## Description of the task
Gather all lines with the word "จำนวนว" in them.

Start of Records provided

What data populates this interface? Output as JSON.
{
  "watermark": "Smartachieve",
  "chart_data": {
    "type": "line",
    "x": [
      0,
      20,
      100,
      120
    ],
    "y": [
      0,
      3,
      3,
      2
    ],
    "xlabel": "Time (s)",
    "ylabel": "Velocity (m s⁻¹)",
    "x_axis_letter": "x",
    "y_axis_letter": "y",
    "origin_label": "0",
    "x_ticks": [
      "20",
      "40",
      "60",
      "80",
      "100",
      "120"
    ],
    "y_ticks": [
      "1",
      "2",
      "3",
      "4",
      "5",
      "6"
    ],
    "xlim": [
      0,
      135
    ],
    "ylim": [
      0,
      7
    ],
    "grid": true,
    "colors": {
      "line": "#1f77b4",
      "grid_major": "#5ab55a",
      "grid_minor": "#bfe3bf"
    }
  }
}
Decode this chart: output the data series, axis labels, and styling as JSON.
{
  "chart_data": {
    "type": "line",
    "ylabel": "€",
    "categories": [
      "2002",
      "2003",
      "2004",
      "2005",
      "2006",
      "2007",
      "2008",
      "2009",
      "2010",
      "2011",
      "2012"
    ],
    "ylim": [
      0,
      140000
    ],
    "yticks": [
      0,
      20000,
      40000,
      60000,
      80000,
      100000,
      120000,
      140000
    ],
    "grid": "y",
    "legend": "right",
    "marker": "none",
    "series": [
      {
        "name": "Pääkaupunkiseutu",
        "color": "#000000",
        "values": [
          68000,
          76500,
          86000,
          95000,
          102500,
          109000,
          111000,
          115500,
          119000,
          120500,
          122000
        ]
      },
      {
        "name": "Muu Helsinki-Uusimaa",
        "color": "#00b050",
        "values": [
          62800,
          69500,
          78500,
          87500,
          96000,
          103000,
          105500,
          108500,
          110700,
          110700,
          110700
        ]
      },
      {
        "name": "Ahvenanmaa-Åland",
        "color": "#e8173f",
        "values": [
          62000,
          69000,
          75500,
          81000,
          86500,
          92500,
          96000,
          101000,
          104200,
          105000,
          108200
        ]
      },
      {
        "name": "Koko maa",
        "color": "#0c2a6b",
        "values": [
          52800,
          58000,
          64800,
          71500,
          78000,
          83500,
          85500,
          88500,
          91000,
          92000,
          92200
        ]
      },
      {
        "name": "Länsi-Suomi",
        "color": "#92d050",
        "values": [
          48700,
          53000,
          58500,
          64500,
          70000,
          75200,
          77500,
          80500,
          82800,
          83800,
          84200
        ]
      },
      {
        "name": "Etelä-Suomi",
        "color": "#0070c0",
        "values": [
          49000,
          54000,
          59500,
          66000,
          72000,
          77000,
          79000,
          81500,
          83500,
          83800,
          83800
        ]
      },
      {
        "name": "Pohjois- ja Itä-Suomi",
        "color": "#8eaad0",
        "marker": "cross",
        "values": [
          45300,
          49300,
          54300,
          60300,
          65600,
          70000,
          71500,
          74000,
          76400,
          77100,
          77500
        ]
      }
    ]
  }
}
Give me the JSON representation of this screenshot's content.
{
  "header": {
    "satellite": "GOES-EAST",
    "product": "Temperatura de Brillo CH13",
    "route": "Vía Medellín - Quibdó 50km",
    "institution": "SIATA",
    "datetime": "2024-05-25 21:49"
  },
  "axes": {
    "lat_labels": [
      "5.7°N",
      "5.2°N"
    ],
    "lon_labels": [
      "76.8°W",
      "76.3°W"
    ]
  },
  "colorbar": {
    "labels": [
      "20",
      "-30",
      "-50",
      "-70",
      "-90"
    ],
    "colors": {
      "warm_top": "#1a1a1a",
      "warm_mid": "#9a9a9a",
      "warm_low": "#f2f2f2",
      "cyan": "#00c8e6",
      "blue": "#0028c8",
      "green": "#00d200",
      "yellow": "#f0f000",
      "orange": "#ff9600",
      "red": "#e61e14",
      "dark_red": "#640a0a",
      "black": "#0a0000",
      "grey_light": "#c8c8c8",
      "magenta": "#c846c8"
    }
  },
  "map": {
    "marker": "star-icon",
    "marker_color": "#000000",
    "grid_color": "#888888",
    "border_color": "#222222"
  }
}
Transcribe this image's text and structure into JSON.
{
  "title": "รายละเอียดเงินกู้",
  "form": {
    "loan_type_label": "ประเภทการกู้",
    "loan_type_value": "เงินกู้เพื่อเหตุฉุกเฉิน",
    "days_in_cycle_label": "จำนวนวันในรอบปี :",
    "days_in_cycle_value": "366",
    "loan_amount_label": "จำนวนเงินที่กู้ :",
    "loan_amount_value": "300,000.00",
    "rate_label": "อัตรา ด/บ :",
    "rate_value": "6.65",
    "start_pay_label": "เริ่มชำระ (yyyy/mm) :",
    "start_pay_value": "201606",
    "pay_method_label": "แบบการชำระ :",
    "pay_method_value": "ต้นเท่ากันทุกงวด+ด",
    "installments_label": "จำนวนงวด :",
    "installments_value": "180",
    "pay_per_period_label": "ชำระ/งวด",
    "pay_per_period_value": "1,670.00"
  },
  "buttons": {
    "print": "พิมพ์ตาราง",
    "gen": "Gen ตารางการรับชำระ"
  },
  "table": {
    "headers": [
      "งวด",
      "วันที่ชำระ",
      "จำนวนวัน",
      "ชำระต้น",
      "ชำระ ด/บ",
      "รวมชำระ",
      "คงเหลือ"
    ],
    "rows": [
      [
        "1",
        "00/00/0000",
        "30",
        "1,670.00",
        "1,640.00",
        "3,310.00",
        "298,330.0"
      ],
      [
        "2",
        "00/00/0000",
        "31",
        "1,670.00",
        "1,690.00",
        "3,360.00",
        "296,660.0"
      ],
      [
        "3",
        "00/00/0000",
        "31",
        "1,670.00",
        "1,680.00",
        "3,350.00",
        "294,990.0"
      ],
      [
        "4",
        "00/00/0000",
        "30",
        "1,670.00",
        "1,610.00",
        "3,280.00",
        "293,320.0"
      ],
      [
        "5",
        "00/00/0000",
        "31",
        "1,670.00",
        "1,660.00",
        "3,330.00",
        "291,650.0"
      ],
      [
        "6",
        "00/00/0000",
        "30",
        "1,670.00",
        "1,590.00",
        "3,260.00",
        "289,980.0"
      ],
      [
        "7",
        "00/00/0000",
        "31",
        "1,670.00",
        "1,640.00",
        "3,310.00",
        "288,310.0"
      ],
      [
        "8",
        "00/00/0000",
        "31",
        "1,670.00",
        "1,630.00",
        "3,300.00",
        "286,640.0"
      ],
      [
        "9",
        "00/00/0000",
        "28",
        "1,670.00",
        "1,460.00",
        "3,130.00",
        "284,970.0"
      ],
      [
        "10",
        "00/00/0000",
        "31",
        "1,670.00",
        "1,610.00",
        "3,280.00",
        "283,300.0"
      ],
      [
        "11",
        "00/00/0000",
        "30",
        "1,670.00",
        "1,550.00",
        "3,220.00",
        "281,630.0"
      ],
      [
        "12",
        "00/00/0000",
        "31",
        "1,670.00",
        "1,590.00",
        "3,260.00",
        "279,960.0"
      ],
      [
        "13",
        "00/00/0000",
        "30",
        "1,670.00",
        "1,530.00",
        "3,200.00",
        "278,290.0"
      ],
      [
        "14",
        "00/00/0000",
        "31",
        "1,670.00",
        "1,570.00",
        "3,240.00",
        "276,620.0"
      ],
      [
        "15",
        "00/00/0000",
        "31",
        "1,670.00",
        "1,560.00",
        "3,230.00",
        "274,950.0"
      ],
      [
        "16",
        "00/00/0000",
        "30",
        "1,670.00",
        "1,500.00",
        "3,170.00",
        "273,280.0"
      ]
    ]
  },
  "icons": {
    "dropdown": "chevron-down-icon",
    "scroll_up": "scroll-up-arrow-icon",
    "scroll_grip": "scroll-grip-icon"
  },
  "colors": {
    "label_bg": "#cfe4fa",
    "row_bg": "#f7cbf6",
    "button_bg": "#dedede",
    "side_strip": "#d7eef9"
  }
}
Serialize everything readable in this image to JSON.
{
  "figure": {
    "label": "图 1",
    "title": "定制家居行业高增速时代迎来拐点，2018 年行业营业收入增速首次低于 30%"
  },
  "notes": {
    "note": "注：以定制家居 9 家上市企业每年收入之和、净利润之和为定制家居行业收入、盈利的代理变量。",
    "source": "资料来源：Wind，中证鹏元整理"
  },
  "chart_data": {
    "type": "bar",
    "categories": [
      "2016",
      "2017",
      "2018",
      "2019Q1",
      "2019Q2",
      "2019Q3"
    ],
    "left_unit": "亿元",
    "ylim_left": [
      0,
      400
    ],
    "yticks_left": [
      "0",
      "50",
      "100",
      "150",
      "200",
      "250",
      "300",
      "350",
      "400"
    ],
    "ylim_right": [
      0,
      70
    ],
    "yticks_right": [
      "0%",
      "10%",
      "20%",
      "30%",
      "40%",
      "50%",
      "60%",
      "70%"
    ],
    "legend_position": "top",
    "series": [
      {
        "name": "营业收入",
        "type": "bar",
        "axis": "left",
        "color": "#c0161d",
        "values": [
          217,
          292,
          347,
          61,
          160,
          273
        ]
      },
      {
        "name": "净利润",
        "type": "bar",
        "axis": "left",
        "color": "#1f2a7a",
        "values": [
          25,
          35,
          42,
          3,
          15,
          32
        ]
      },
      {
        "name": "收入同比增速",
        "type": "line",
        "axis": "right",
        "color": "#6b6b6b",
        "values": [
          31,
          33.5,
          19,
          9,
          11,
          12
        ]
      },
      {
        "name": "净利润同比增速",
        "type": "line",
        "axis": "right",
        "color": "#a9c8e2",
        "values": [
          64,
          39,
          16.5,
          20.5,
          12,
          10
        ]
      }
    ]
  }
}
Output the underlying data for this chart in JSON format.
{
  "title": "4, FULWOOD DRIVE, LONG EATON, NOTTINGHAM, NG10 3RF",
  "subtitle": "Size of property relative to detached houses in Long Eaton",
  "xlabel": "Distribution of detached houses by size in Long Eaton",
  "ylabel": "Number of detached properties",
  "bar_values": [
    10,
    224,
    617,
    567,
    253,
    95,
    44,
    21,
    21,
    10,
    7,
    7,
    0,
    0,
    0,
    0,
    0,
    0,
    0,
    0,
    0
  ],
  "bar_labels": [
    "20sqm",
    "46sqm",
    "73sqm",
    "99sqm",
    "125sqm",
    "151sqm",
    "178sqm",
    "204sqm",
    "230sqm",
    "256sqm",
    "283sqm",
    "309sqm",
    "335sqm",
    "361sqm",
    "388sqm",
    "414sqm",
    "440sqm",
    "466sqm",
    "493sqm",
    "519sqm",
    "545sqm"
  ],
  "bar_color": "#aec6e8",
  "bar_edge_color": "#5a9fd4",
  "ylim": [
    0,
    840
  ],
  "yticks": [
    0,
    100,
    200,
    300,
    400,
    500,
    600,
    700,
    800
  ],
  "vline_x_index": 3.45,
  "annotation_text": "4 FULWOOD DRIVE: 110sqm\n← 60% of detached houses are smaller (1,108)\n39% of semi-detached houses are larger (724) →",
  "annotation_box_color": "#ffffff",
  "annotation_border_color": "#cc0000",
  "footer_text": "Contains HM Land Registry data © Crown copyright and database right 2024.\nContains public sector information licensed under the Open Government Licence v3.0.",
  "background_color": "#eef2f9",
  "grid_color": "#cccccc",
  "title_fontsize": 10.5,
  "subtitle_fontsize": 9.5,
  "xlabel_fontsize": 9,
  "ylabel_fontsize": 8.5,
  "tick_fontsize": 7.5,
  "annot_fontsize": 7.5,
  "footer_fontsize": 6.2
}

End of Records provided

## Worked answer
    "days_in_cycle_label": "จำนวนวันในรอบปี :",
      "จำนวนวัน",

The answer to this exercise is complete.